The exercise:
Gather up every line that includes the string "రజలక".

** Start Extracted data **

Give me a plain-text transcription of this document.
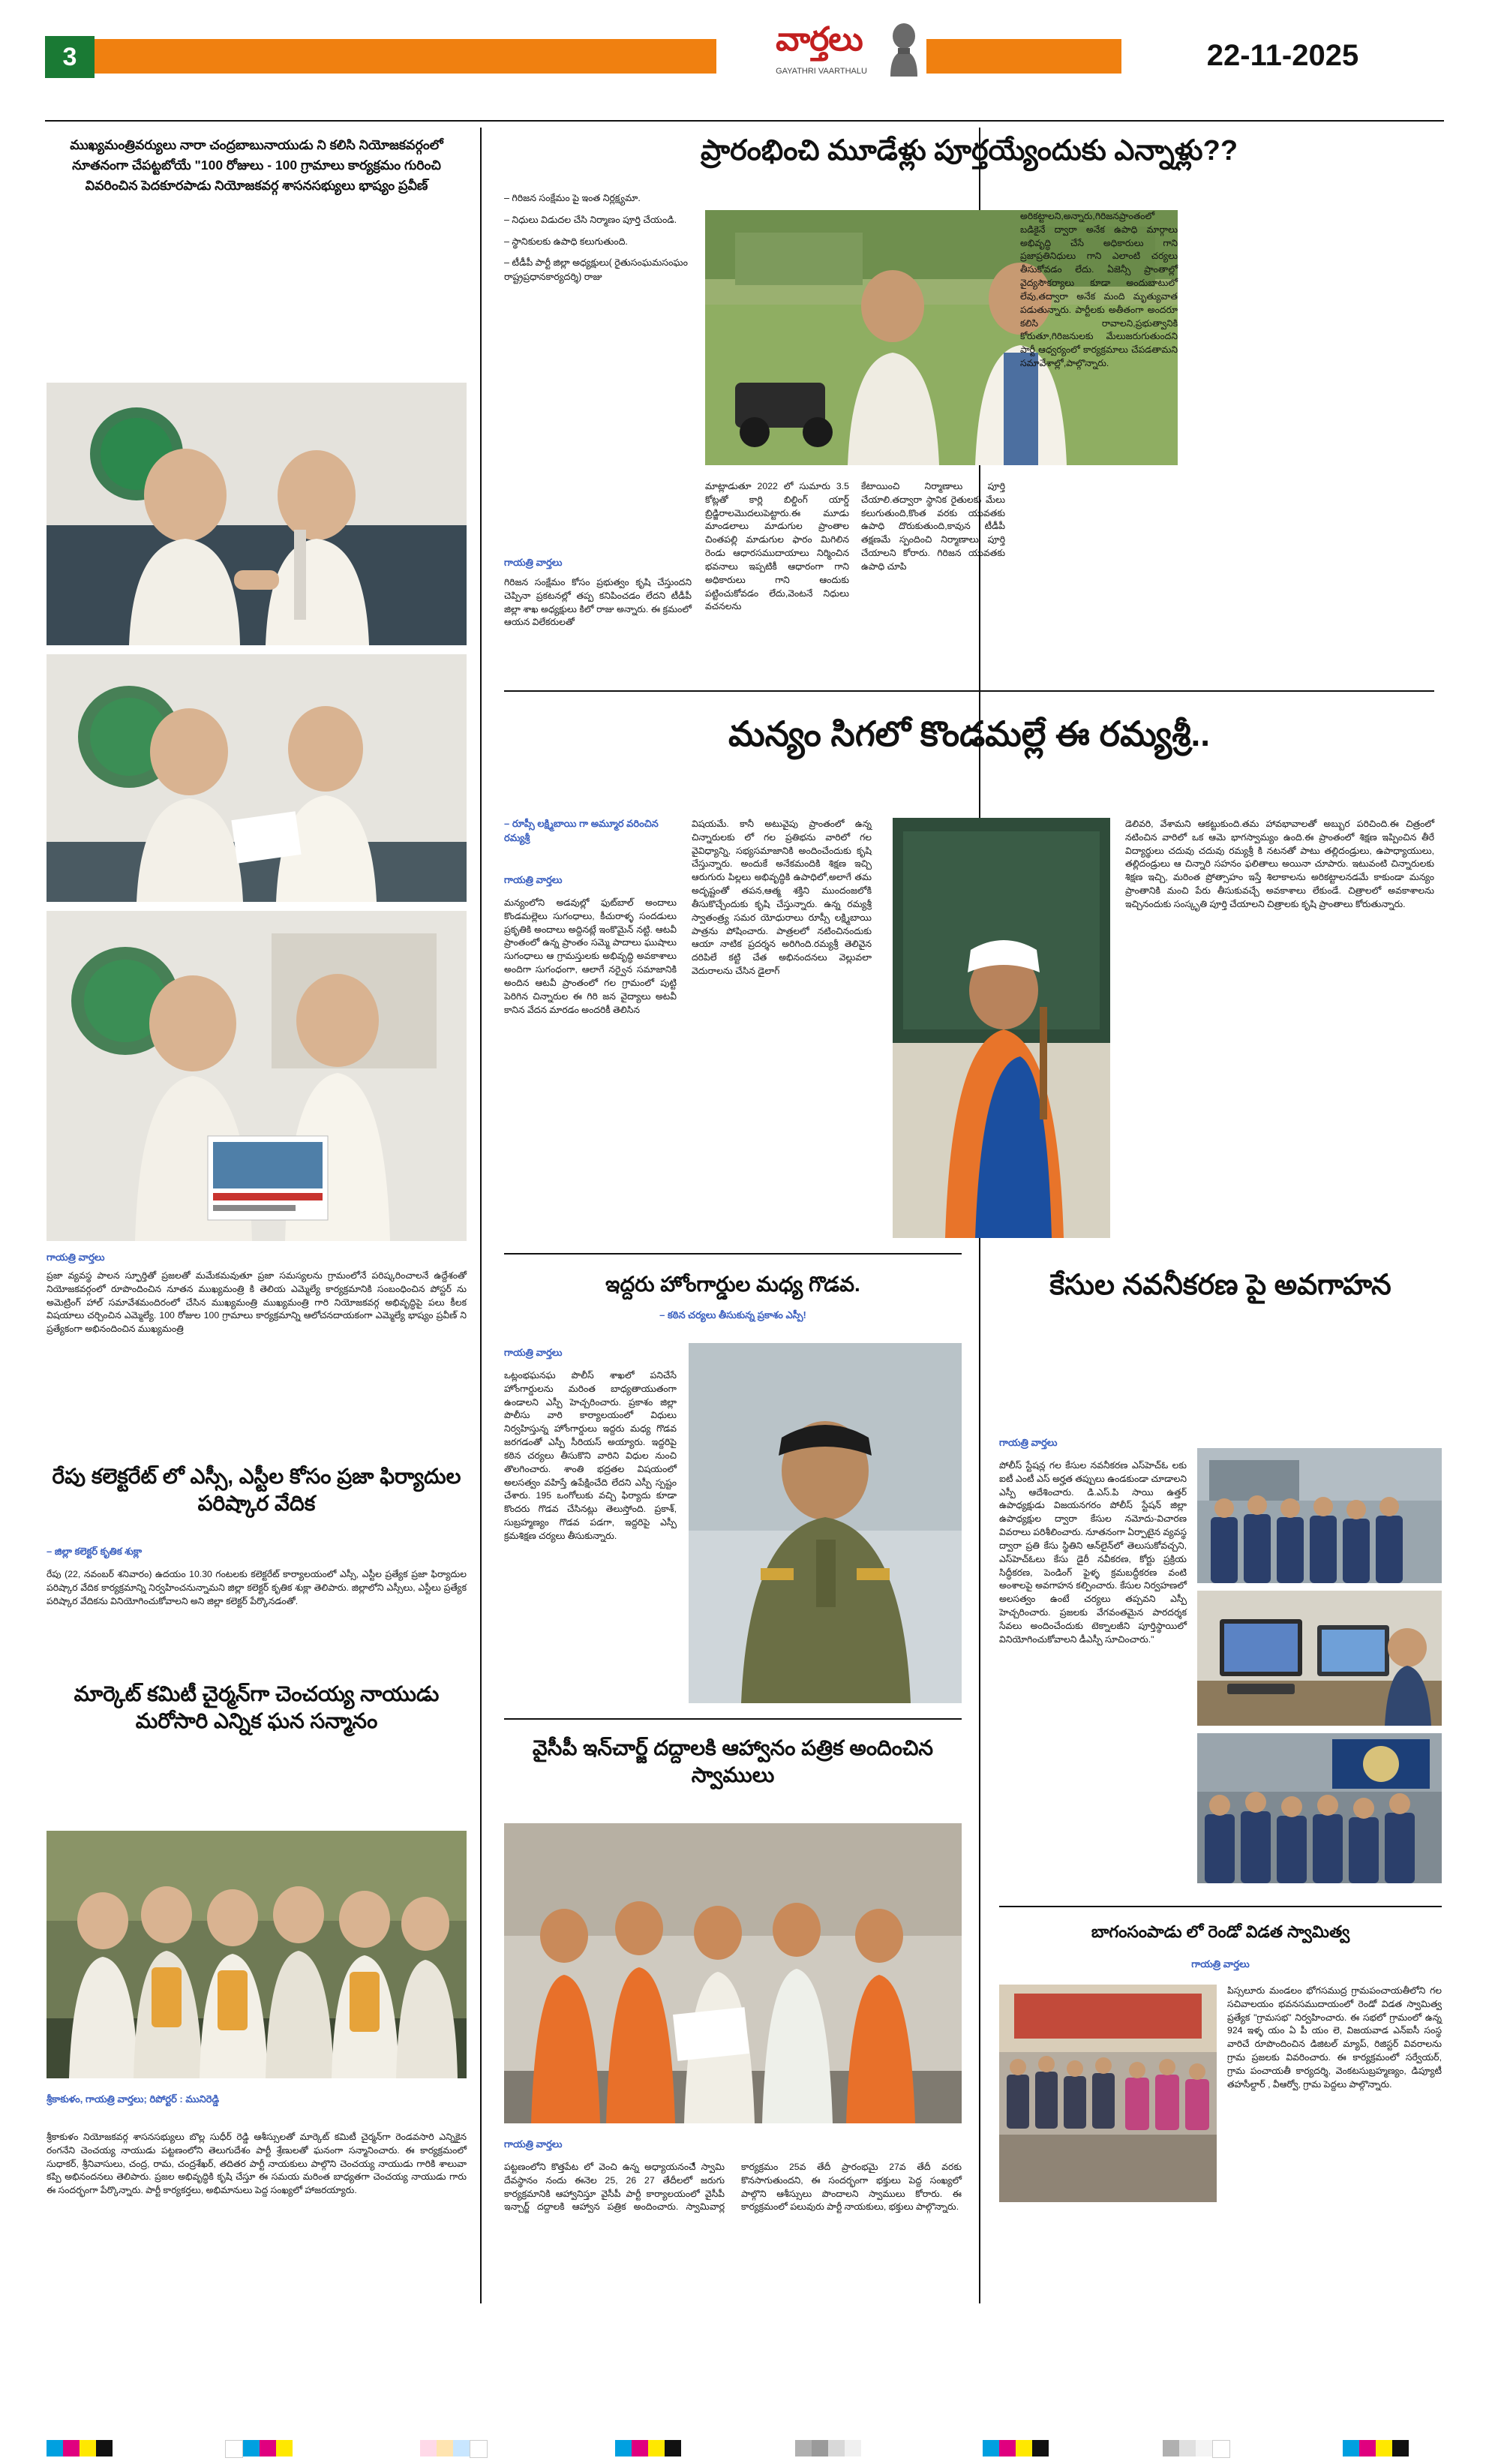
3	వార్తలు
GAYATHRI VAARTHALU	22-11-2025
ముఖ్యమంత్రివర్యులు నారా చంద్రబాబునాయుడు ని కలిసి నియోజకవర్గంలో నూతనంగా చేపట్టబోయే "100 రోజులు - 100 గ్రామాలు కార్యక్రమం గురించి వివరించిన పెదకూరపాడు నియోజకవర్గ శాసనసభ్యులు భాష్యం ప్రవీణ్
గాయత్రి వార్తలు
ప్రజా వ్యవస్థ పాలన స్ఫూర్తితో ప్రజలతో మమేకమవుతూ ప్రజా సమస్యలను గ్రామంలోనే పరిష్కరించాలనే ఉద్దేశంతో నియోజకవర్గంలో రూపొందించిన నూతన ముఖ్యమంత్రి కి తెలియ ఎమ్మెల్యే కార్యక్రమానికి సంబంధించిన పోస్టర్ ను అమెట్రింగ్ హాల్ సమావేశమందిరంలో చేసిన ముఖ్యమంత్రి ముఖ్యమంత్రి గారి నియోజకవర్గ అభివృద్ధిపై పలు కీలక విషయాలు చర్చించిన ఎమ్మెల్యే. 100 రోజుల 100 గ్రామాలు కార్యక్రమాన్ని ఆలోచనదాయకంగా ఎమ్మెల్యే భాష్యం ప్రవీణ్ ని ప్రత్యేకంగా అభినందించిన ముఖ్యమంత్రి
రేపు కలెక్టరేట్ లో ఎస్సీ, ఎస్టీల కోసం ప్రజా ఫిర్యాదుల పరిష్కార వేదిక
– జిల్లా కలెక్టర్ కృతిక శుక్లా
రేపు (22, నవంబర్ శనివారం) ఉదయం 10.30 గంటలకు కలెక్టరేట్ కార్యాలయంలో ఎస్సీ, ఎస్టీల ప్రత్యేక ప్రజా ఫిర్యాదుల పరిష్కార వేదిక కార్యక్రమాన్ని నిర్వహించనున్నామని జిల్లా కలెక్టర్ కృతిక శుక్లా తెలిపారు. జిల్లాలోని ఎస్సీలు, ఎస్టీలు ప్రత్యేక పరిష్కార వేదికను వినియోగించుకోవాలని అని జిల్లా కలెక్టర్ పేర్కొనడంతో.
మార్కెట్ కమిటీ చైర్మన్‌గా చెంచయ్య నాయుడు మరోసారి ఎన్నిక ఘన సన్మానం
శ్రీకాకుళం, గాయత్రి వార్తలు; రిపోర్టర్ : మునిరెడ్డి
శ్రీకాకుళం నియోజకవర్గ శాసనసభ్యులు బొల్ల సుధీర్ రెడ్డి ఆశీస్సులతో మార్కెట్ కమిటీ చైర్మన్‌గా రెండవసారి ఎన్నికైన రంగనేని చెంచయ్య నాయుడు పట్టణంలోని తెలుగుదేశం పార్టీ శ్రేణులతో ఘనంగా సన్మానించారు. ఈ కార్యక్రమంలో సుధాకర్, శ్రీనివాసులు, చంద్ర, రామ, చంద్రశేఖర్, తదితర పార్టీ నాయకులు పాల్గొని చెంచయ్య నాయుడు గారికి శాలువా కప్పి అభినందనలు తెలిపారు. ప్రజల అభివృద్ధికి కృషి చేస్తూ ఈ సమయ మరింత బాధ్యతగా చెంచయ్య నాయుడు గారు ఈ సందర్భంగా పేర్కొన్నారు. పార్టీ కార్యకర్తలు, అభిమానులు పెద్ద సంఖ్యలో హాజరయ్యారు.
ప్రారంభించి మూడేళ్లు పూర్తయ్యేందుకు ఎన్నాళ్లు??
– గిరిజన సంక్షేమం పై ఇంత నిర్లక్ష్యమా.
– నిధులు విడుదల చేసి నిర్మాణం పూర్తి చేయండి.
– స్థానికులకు ఉపాధి కలుగుతుంది.
– టీడీపీ పార్టీ జిల్లా అధ్యక్షులు( రైతుసంఘమసంఘం రాష్ట్రప్రధానకార్యదర్శి) రాజు
గాయత్రి వార్తలు
గిరిజన సంక్షేమం కోసం ప్రభుత్వం కృషి చేస్తుందని చెప్పినా ప్రకటనల్లో తప్ప కనిపించడం లేదని టీడీపీ జిల్లా శాఖ అధ్యక్షులు కిలో రాజు అన్నారు. ఈ క్రమంలో ఆయన విలేకరులతో
మాట్లాడుతూ 2022 లో సుమారు 3.5 కోట్లతో కార్లి బిల్డింగ్ యార్డ్ బ్రిడ్జిరాలమొదలుపెట్టారు.ఈ మూడు మాండలాలు మాడుగుల ప్రాంతాల చింతపల్లి మాడుగుల ఫారం మిగిలిన రెండు ఆధారసముదాయాలు నిర్మించిన భవనాలు ఇప్పటికీ ఆధారంగా గాని అధికారులు గాని ఆందుకు పట్టించుకోవడం లేదు,వెంటనే నిధులు వచనలను
కేటాయించి నిర్మాణాలు పూర్తి చేయాలి.తద్వారా స్థానిక రైతులకు మేలు కలుగుతుంది,కొంత వరకు యువతకు ఉపాధి దొరుకుతుంది,కావున టీడీపీ తక్షణమే స్పందించి నిర్మాణాలు పూర్తి చేయాలని కోరారు. గిరిజన యువతకు ఉపాధి చూపి
అరికట్టాలని,అన్నారు,గిరిజనప్రాంతంలో బడికైనే ద్వారా అనేక ఉపాధి మార్గాలు అభివృద్ధి చేసే అధికారులు గాని ప్రజాప్రతినిధులు గాని ఎలాంటి చర్యలు తీసుకోవడం లేదు. ఏజెన్సీ ప్రాంతాల్లో వైద్యసౌకర్యాలు కూడా అందుబాటులో లేవు,తద్వారా అనేక మంది మృత్యువాత పడుతున్నారు. పార్టీలకు అతీతంగా అందరూ కలిసి రావాలని,ప్రభుత్వానికి కోరుతూ,గిరిజనులకు మేలుజరుగుతుందని పార్టీ ఆధ్వర్యంలో కార్యక్రమాలు చేపడతామని సమావేశాల్లో,పాల్గొన్నారు.
మన్యం సిగలో కొండమల్లే ఈ రమ్యశ్రీ..
– రూప్సీ లక్ష్మిబాయి గా అమ్మూర వరించిన రమ్యశ్రీ
గాయత్రి వార్తలు
మన్యంలోని అడవుల్లో ఫుట్‌బాల్ అందాలు కొండమల్లెలు సుగంధాలు, కీచురాళ్ళ సందడులు ప్రకృతికి అందాలు అద్దినట్లే ఇంకొమైన్ నట్టి. ఆటవీ ప్రాంతంలో ఉన్న ప్రాంతం సమ్మె పాదాలు ఘుషాలు సుగంధాలు ఆ గ్రామస్తులకు అభివృద్ధి అవకాశాలు అందిగా సుగంధంగా, ఆలాగే నర్వైన సమాజానికి అందిన ఆటవీ ప్రాంతంలో గల గ్రామంలో పుట్టి పెరిగిన చిన్నారుల ఈ గిరి జన వైద్యాలు అటవీ కానిన వేదన మారడం అందరికీ తెలిసిన
విషయమే. కానీ అటువైపు ప్రాంతంలో ఉన్న చిన్నారులకు లో గల ప్రతిభను వారిలో గల వైవిధ్యాన్ని, సభ్యసమాజానికి అందించేందుకు కృషి చేస్తున్నారు. అందుకే అనేకమందికి శిక్షణ ఇచ్చి ఆరుగురు పిల్లలు అభివృద్ధికి ఉపాధిలో,అలాగే తమ అదృష్టంతో తపన,ఆత్మ శక్తిని ముందంజలోకి తీసుకొచ్చేందుకు కృషి చేస్తున్నారు. ఉన్న రమ్యశ్రీ స్వాతంత్ర్య సమర యోధురాలు రూప్సీ లక్ష్మిబాయి పాత్రను పోషించారు. పాత్రలలో నటించినందుకు ఆయా నాటిక ప్రదర్శన అరిగింది.రమ్యశ్రీ తెలివైన దరిపిలే కట్టి చేత అభినందనలు వెల్లువలా వెదురాలను చేసిన డైలాగ్
డెలివరి, వేశామని ఆకట్టుకుంది.తమ హావభావాలతో అబ్బుర పరిచింది.ఈ చిత్రంలో నటించిన వారిలో ఒక ఆమె భాగస్వామ్యం ఉంది.ఈ ప్రాంతంలో శిక్షణ ఇప్పించిన తీరే విద్యార్థులు చదువు చదువు రమ్యశ్రీ కి నటనతో పాటు తల్లిదండ్రులు, ఉపాధ్యాయులు, తల్లిదండ్రులు ఆ చిన్నారి సహనం ఫలితాలు అయినా చూపారు. ఇటువంటి చిన్నారులకు శిక్షణ ఇచ్చి, మరింత ప్రోత్సాహం ఇస్తే శిలాకాలను అరికట్టాలనడమే కాకుండా మన్యం ప్రాంతానికి మంచి పేరు తీసుకువచ్చే అవకాశాలు లేకుండే. చిత్రాలలో అవకాశాలను ఇచ్చినందుకు సంస్కృతి పూర్తి చేయాలని చిత్రాలకు కృషి ప్రాంతాలు కోరుతున్నారు.
ఇద్దరు హోంగార్డుల మధ్య గొడవ.
– కఠిన చర్యలు తీసుకున్న ప్రకాశం ఎస్పీ!
గాయత్రి వార్తలు
ఒట్లంభఘనఘ పొలీస్ శాఖలో పనిచేసే హోంగార్డులను మరింత బాధ్యతాయుతంగా ఉండాలని ఎస్పీ హెచ్చరించారు. ప్రకాశం జిల్లా పొలీసు వారి కార్యాలయంలో విధులు నిర్వహిస్తున్న హోంగార్డులు ఇద్దరు మధ్య గొడవ జరగడంతో ఎస్పీ సీరియస్ అయ్యారు. ఇద్దరిపై కఠిన చర్యలు తీసుకొని వారిని విధుల నుంచి తొలగించారు. శాంతి భద్రతల విషయంలో అలసత్వం వహిస్తే ఉపేక్షించేది లేదని ఎస్పీ స్పష్టం చేశారు. 195 ఒంగోలుకు వచ్చి ఫిర్యాదు కూడా కొందరు గొడవ చేసినట్లు తెలుస్తోంది. ప్రకాశ్, సుబ్రహ్మణ్యం గొడవ పడగా, ఇద్దరిపై ఎస్పీ క్రమశిక్షణ చర్యలు తీసుకున్నారు.
వైసీపీ ఇన్‌చార్జ్ దద్దాలకి ఆహ్వానం పత్రిక అందించిన స్వాములు
గాయత్రి వార్తలు
పట్టణంలోని కొత్తపేట లో వెంచి ఉన్న అధ్యాయనంచేి స్వామి దేవస్థానం నందు ఈనెల 25, 26 27 తేదీలలో జరుగు కార్యక్రమానికి ఆహ్వానిస్తూ వైసీపీ పార్టీ కార్యాలయంలో వైసీపీ ఇన్చార్జ్ దద్దాలకి ఆహ్వాన పత్రిక అందించారు. స్వామివార్ల కార్యక్రమం 25వ తేదీ ప్రారంభమై 27వ తేదీ వరకు కొనసాగుతుందని, ఈ సందర్భంగా భక్తులు పెద్ద సంఖ్యలో పాల్గొని ఆశీస్సులు పొందాలని స్వాములు కోరారు. ఈ కార్యక్రమంలో పలువురు పార్టీ నాయకులు, భక్తులు పాల్గొన్నారు.
కేసుల నవనీకరణ పై అవగాహన
గాయత్రి వార్తలు
పోలీస్ స్టేషన్ల గల కేసుల నవనీకరణ ఎస్‌హెచ్‌ఓ లకు ఐటీ ఎంటీ ఎస్ అర్హత తప్పులు ఉండకుండా చూడాలని ఎస్పీ ఆదేశించారు. డి.ఎస్.పి సాయి ఉత్తర్ ఉపాధ్యక్షుడు విజయనగరం పోలీస్ స్టేషన్ జిల్లా ఉపాధ్యక్షుల ద్వారా కేసుల నమోదు-విచారణ వివరాలు పరిశీలించారు. నూతనంగా ఏర్పాటైన వ్యవస్థ ద్వారా ప్రతి కేసు స్థితిని ఆన్‌లైన్‌లో తెలుసుకోవచ్చని, ఎస్‌హెచ్‌ఓలు కేసు డైరీ నవీకరణ, కోర్టు ప్రక్రియ సిద్ధీకరణ, పెండింగ్ ఫైళ్ళ క్రమబద్ధీకరణ వంటి అంశాలపై అవగాహన కల్పించారు. కేసుల నిర్వహణలో అలసత్వం ఉంటే చర్యలు తప్పవని ఎస్పీ హెచ్చరించారు. ప్రజలకు వేగవంతమైన పారదర్శక సేవలు అందించేందుకు టెక్నాలజీని పూర్తిస్థాయిలో వినియోగించుకోవాలని డీఎస్పీ సూచించారు."
బాగంసంపాడు లో రెండో విడత స్వామిత్వ
గాయత్రి వార్తలు
పిస్సలూరు మండలం భోగసముద్ర గ్రామపంచాయతీలోని గల సచివాలయం భవనసముదాయంలో రెండో విడత స్వామిత్వ ప్రత్యేక "గ్రామసభ" నిర్వహించారు. ఈ సభలో గ్రామంలో ఉన్న 924 ఇళ్ళ యం ఏ పీ యం లె, విజయవాడ ఎన్ఐసీ సంస్థ వారిచే రూపొందించిన డిజిటల్ మ్యాప్, రిజిస్టర్ వివరాలను గ్రామ ప్రజలకు వివరించారు. ఈ కార్యక్రమంలో సర్వేయర్, గ్రామ పంచాయతీ కార్యదర్శి, వెంకటసుబ్రహ్మణ్యం, డిప్యూటీ తహసీల్దార్ , వీఆర్వో, గ్రామ పెద్దలు పాల్గొన్నారు.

** End Extracted data **

Complete response:
పోలీస్ స్టేషన్ల గల కేసుల నవనీకరణ ఎస్‌హెచ్‌ఓ లకు ఐటీ ఎంటీ ఎస్ అర్హత తప్పులు ఉండకుండా చూడాలని ఎస్పీ ఆదేశించారు. డి.ఎస్.పి సాయి ఉత్తర్ ఉపాధ్యక్షుడు విజయనగరం పోలీస్ స్టేషన్ జిల్లా ఉపాధ్యక్షుల ద్వారా కేసుల నమోదు-విచారణ వివరాలు పరిశీలించారు. నూతనంగా ఏర్పాటైన వ్యవస్థ ద్వారా ప్రతి కేసు స్థితిని ఆన్‌లైన్‌లో తెలుసుకోవచ్చని, ఎస్‌హెచ్‌ఓలు కేసు డైరీ నవీకరణ, కోర్టు ప్రక్రియ సిద్ధీకరణ, పెండింగ్ ఫైళ్ళ క్రమబద్ధీకరణ వంటి అంశాలపై అవగాహన కల్పించారు. కేసుల నిర్వహణలో అలసత్వం ఉంటే చర్యలు తప్పవని ఎస్పీ హెచ్చరించారు. ప్రజలకు వేగవంతమైన పారదర్శక సేవలు అందించేందుకు టెక్నాలజీని పూర్తిస్థాయిలో వినియోగించుకోవాలని డీఎస్పీ సూచించారు."
పిస్సలూరు మండలం భోగసముద్ర గ్రామపంచాయతీలోని గల సచివాలయం భవనసముదాయంలో రెండో విడత స్వామిత్వ ప్రత్యేక "గ్రామసభ" నిర్వహించారు. ఈ సభలో గ్రామంలో ఉన్న 924 ఇళ్ళ యం ఏ పీ యం లె, విజయవాడ ఎన్ఐసీ సంస్థ వారిచే రూపొందించిన డిజిటల్ మ్యాప్, రిజిస్టర్ వివరాలను గ్రామ ప్రజలకు వివరించారు. ఈ కార్యక్రమంలో సర్వేయర్, గ్రామ పంచాయతీ కార్యదర్శి, వెంకటసుబ్రహ్మణ్యం, డిప్యూటీ తహసీల్దార్ , వీఆర్వో, గ్రామ పెద్దలు పాల్గొన్నారు.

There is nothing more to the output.